──────── EXERCISE DATA

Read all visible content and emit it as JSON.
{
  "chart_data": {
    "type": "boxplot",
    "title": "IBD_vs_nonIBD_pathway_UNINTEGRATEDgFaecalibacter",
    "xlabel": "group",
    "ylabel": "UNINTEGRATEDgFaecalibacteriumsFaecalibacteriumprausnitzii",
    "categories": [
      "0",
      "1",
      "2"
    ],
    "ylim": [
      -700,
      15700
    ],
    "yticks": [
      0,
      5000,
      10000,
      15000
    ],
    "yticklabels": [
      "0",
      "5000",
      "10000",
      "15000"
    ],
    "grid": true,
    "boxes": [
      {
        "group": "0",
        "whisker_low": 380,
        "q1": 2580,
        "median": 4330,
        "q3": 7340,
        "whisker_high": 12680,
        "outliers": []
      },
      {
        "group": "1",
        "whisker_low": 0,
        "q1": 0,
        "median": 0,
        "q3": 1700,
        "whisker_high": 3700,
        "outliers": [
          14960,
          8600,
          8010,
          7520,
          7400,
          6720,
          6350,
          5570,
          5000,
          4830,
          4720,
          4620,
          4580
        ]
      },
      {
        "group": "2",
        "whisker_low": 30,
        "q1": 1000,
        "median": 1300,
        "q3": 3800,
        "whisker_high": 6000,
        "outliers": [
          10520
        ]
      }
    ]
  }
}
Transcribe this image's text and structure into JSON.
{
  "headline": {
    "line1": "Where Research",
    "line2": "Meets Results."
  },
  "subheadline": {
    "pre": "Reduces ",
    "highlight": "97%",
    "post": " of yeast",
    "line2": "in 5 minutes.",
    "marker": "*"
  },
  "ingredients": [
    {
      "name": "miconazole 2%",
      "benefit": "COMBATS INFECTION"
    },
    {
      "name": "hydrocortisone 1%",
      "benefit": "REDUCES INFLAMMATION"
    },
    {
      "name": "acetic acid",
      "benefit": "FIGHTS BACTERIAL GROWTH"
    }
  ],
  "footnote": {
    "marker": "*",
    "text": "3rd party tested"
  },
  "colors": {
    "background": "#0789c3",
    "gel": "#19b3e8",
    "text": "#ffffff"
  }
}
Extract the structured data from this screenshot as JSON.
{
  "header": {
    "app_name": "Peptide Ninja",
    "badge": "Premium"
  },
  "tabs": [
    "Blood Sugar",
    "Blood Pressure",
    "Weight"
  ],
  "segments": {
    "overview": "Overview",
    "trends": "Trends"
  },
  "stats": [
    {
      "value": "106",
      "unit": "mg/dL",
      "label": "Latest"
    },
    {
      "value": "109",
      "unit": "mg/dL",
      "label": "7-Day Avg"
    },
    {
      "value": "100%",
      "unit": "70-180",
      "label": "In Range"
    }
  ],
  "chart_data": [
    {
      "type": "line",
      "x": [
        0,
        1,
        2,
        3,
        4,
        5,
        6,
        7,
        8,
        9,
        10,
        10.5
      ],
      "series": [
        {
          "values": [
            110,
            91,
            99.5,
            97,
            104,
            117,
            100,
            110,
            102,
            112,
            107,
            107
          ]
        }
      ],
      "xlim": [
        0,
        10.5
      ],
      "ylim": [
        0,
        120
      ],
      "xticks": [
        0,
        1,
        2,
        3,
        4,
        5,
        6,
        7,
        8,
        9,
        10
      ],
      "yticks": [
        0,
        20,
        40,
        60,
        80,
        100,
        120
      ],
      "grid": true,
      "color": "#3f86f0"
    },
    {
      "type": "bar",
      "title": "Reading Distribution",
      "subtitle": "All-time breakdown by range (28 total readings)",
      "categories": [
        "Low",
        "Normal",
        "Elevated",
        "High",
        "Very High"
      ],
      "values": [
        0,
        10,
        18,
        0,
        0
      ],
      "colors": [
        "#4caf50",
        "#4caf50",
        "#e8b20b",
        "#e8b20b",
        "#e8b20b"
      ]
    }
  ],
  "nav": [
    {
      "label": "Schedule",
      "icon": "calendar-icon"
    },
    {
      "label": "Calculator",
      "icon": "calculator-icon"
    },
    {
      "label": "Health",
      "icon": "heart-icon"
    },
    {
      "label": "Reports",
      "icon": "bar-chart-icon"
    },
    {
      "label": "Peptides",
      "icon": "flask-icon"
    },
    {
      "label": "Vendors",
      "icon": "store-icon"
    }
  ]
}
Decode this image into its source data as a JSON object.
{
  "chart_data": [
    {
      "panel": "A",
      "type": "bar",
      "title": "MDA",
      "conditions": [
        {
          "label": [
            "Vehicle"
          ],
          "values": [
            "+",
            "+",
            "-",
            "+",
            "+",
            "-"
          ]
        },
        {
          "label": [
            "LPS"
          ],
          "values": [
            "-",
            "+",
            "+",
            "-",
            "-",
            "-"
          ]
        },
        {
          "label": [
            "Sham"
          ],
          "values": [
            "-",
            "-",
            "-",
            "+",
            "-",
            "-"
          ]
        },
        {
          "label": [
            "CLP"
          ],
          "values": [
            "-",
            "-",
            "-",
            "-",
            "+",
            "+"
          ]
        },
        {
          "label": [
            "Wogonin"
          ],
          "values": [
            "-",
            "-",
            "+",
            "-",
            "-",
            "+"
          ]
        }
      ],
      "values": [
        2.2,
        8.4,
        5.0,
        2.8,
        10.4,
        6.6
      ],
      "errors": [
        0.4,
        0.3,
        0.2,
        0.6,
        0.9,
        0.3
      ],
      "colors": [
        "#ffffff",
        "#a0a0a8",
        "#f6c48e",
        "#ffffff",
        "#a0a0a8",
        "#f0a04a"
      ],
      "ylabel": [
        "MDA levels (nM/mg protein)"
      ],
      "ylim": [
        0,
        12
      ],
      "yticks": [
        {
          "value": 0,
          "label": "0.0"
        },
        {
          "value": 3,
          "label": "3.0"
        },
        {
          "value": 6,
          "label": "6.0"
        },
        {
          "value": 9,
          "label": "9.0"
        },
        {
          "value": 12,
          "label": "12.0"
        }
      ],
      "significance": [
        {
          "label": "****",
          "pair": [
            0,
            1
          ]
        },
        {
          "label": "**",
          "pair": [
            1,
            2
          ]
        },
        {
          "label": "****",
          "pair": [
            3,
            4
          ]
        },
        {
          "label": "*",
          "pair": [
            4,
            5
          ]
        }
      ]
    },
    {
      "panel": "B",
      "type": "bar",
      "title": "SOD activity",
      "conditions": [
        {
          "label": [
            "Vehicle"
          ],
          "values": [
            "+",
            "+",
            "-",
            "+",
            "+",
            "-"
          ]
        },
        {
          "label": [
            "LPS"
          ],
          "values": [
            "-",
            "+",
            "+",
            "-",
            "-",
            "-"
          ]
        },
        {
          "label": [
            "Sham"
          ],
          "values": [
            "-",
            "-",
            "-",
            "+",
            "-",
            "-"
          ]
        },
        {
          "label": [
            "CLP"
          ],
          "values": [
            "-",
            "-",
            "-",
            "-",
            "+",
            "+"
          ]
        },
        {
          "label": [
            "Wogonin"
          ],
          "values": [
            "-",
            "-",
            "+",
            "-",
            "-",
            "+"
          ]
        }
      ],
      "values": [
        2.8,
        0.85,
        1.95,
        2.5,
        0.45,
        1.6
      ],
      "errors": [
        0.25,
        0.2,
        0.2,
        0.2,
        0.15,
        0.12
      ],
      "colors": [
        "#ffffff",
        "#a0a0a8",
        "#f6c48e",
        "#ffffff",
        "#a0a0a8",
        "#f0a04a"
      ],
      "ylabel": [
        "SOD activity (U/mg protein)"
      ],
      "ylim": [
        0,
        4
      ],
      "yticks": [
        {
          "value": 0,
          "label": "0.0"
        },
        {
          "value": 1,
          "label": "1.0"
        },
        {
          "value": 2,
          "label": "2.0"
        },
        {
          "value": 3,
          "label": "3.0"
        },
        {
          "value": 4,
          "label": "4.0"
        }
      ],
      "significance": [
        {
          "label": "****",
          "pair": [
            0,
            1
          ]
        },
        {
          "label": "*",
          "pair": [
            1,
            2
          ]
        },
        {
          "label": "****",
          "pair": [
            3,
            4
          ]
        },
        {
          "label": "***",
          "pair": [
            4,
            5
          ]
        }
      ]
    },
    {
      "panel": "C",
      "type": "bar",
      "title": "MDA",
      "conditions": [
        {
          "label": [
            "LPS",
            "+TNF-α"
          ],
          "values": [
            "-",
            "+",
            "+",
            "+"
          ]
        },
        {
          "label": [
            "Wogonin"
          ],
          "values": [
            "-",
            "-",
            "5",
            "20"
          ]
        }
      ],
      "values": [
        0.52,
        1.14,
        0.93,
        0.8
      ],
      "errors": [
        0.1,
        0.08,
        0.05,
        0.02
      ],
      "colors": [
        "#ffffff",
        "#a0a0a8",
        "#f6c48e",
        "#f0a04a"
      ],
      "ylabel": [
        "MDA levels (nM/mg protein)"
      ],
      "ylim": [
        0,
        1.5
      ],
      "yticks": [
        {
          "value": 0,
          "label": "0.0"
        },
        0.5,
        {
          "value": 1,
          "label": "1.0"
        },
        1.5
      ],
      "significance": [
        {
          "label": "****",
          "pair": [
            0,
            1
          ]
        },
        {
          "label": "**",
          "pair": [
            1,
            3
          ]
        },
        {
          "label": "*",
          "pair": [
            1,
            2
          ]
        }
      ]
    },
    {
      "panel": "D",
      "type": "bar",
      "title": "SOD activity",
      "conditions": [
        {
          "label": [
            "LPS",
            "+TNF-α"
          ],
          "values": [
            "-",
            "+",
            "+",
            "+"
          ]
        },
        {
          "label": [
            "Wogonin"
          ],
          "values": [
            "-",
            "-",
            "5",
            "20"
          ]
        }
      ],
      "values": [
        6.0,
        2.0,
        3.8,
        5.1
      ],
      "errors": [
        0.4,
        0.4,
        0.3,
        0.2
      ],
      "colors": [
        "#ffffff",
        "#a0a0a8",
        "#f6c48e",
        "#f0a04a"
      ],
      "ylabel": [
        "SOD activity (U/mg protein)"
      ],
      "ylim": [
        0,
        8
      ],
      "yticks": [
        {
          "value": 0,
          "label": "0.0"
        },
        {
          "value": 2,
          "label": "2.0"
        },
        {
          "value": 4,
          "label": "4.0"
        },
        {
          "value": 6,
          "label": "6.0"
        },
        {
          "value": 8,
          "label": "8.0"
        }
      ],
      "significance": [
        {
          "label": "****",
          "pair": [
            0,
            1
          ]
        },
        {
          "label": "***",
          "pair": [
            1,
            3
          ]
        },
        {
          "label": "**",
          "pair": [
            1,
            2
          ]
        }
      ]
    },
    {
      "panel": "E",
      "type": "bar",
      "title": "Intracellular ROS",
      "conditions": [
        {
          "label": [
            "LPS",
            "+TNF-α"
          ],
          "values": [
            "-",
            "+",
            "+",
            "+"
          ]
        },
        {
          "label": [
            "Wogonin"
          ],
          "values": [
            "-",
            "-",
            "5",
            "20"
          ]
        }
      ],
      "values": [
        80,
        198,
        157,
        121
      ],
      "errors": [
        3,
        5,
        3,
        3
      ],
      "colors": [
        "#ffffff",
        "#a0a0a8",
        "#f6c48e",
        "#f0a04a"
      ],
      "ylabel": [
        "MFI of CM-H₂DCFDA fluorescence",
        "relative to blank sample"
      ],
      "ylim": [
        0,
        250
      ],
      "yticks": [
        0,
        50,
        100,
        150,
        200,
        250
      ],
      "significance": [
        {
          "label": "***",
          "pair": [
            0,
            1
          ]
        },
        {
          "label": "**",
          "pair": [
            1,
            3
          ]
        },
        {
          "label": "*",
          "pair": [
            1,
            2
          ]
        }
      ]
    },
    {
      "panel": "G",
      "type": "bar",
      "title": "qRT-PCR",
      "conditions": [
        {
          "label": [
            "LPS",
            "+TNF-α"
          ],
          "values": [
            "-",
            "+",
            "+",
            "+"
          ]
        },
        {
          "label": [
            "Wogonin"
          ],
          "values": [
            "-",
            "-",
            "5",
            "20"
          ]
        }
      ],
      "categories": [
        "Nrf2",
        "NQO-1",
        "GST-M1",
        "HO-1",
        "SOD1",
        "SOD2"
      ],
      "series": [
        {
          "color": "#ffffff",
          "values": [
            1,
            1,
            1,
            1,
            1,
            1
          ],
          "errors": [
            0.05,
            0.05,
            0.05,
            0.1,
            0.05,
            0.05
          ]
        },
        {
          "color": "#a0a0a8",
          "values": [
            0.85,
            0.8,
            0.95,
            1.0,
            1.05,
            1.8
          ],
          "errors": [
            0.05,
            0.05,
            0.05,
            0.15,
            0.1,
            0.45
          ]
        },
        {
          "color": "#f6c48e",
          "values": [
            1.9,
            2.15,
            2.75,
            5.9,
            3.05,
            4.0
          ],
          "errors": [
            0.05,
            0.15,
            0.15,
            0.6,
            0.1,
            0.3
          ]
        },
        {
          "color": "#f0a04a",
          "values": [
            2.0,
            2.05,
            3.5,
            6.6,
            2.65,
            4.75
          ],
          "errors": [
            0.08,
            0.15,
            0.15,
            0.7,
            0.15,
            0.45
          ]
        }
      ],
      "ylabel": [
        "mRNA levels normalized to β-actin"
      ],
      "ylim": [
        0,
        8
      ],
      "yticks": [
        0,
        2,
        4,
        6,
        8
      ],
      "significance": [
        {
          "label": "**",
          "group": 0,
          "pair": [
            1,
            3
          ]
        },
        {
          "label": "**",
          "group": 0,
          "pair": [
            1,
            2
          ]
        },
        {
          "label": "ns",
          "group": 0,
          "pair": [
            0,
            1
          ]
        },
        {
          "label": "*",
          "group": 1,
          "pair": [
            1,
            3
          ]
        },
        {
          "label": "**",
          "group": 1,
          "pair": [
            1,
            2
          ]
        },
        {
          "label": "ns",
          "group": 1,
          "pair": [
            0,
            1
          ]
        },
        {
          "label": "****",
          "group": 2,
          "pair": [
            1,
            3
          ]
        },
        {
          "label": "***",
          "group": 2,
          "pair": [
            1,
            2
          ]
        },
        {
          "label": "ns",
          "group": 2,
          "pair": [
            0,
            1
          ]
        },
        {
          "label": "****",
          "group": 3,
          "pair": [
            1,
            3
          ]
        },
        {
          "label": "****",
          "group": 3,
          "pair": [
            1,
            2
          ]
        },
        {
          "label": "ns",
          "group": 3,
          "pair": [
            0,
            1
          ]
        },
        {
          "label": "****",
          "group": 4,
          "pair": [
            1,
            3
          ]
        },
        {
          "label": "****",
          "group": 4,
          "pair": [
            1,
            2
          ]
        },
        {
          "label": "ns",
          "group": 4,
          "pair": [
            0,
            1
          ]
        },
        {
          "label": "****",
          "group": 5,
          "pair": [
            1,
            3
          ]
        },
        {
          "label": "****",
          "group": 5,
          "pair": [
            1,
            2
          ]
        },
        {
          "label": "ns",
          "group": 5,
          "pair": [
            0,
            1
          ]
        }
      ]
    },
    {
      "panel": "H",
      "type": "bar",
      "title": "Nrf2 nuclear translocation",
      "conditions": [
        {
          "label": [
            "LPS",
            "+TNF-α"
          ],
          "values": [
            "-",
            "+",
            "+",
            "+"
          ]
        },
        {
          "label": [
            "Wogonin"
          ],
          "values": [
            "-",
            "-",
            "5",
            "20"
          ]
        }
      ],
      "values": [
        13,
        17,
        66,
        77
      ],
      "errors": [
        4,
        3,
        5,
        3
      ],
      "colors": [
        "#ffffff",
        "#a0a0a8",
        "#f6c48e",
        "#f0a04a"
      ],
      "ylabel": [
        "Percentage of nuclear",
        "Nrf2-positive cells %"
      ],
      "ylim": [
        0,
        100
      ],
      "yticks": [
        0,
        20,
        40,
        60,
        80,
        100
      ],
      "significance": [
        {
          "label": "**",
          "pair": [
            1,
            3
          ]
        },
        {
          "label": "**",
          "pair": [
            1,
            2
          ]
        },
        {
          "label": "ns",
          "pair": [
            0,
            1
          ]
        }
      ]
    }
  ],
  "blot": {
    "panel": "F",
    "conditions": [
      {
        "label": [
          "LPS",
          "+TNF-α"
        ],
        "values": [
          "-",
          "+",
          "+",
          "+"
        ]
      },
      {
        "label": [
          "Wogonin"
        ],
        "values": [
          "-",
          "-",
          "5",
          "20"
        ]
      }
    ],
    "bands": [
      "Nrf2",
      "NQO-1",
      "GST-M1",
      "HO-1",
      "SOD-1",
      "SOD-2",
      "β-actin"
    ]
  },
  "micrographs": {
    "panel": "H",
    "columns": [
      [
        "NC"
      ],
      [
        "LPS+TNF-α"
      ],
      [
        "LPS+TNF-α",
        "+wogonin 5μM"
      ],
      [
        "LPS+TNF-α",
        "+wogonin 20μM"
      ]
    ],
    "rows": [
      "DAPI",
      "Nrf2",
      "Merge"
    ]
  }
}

────────────────

▶ WHAT THIS TASK INVOLVES: Say how many lines in the entries include the word "image", with no text around the number.

▶ WRITTEN RESPONSE: 2